Problem statement — Copy out all lines with the word "Creat" in them.

Task input —
--
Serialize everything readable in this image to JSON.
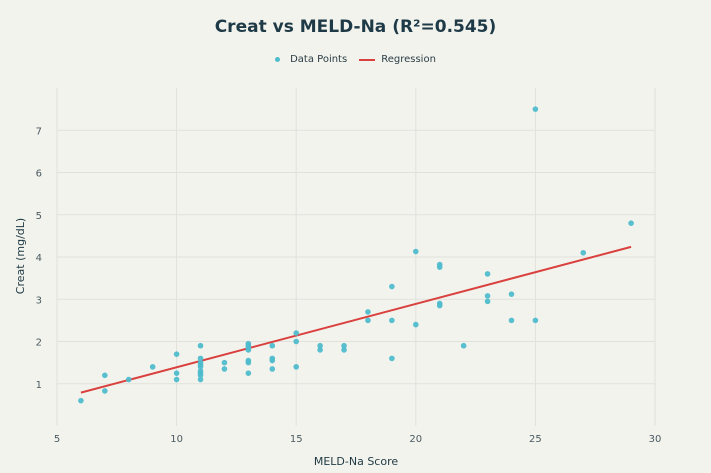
{
  "chart_data": {
    "type": "scatter",
    "title": "Creat vs MELD-Na (R²=0.545)",
    "xlabel": "MELD-Na Score",
    "ylabel": "Creat (mg/dL)",
    "xlim": [
      5,
      30
    ],
    "ylim": [
      0,
      8
    ],
    "xticks": [
      5,
      10,
      15,
      20,
      25,
      30
    ],
    "yticks": [
      1,
      2,
      3,
      4,
      5,
      6,
      7
    ],
    "grid": true,
    "legend_position": "top-center",
    "colors": {
      "points": "#4fbccc",
      "regression": "#d9413e",
      "grid": "#e1e1dc",
      "background": "#f3f3ee"
    },
    "series": [
      {
        "name": "Data Points",
        "x": [
          6,
          7,
          7,
          8,
          9,
          10,
          10,
          10,
          11,
          11,
          11,
          11,
          11,
          11,
          11,
          11,
          11,
          12,
          12,
          13,
          13,
          13,
          13,
          13,
          13,
          13,
          14,
          14,
          14,
          14,
          15,
          15,
          15,
          16,
          16,
          17,
          17,
          18,
          18,
          19,
          19,
          19,
          20,
          20,
          21,
          21,
          21,
          21,
          22,
          23,
          23,
          23,
          24,
          24,
          25,
          25,
          27,
          29
        ],
        "y": [
          0.6,
          0.83,
          1.2,
          1.1,
          1.4,
          1.7,
          1.25,
          1.1,
          1.9,
          1.6,
          1.5,
          1.45,
          1.4,
          1.3,
          1.25,
          1.2,
          1.1,
          1.5,
          1.35,
          1.95,
          1.9,
          1.85,
          1.8,
          1.55,
          1.5,
          1.25,
          1.9,
          1.6,
          1.55,
          1.35,
          2.2,
          2.0,
          1.4,
          1.9,
          1.8,
          1.9,
          1.8,
          2.7,
          2.5,
          3.3,
          2.5,
          1.6,
          4.13,
          2.4,
          3.82,
          3.76,
          2.9,
          2.85,
          1.9,
          3.6,
          3.08,
          2.95,
          3.12,
          2.5,
          7.5,
          2.5,
          4.1,
          4.8
        ]
      },
      {
        "name": "Regression",
        "x": [
          6,
          29
        ],
        "y": [
          0.79,
          4.24
        ]
      }
    ]
  }
}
--
Correct output —
    "title": "Creat vs MELD-Na (R²=0.545)",
    "ylabel": "Creat (mg/dL)",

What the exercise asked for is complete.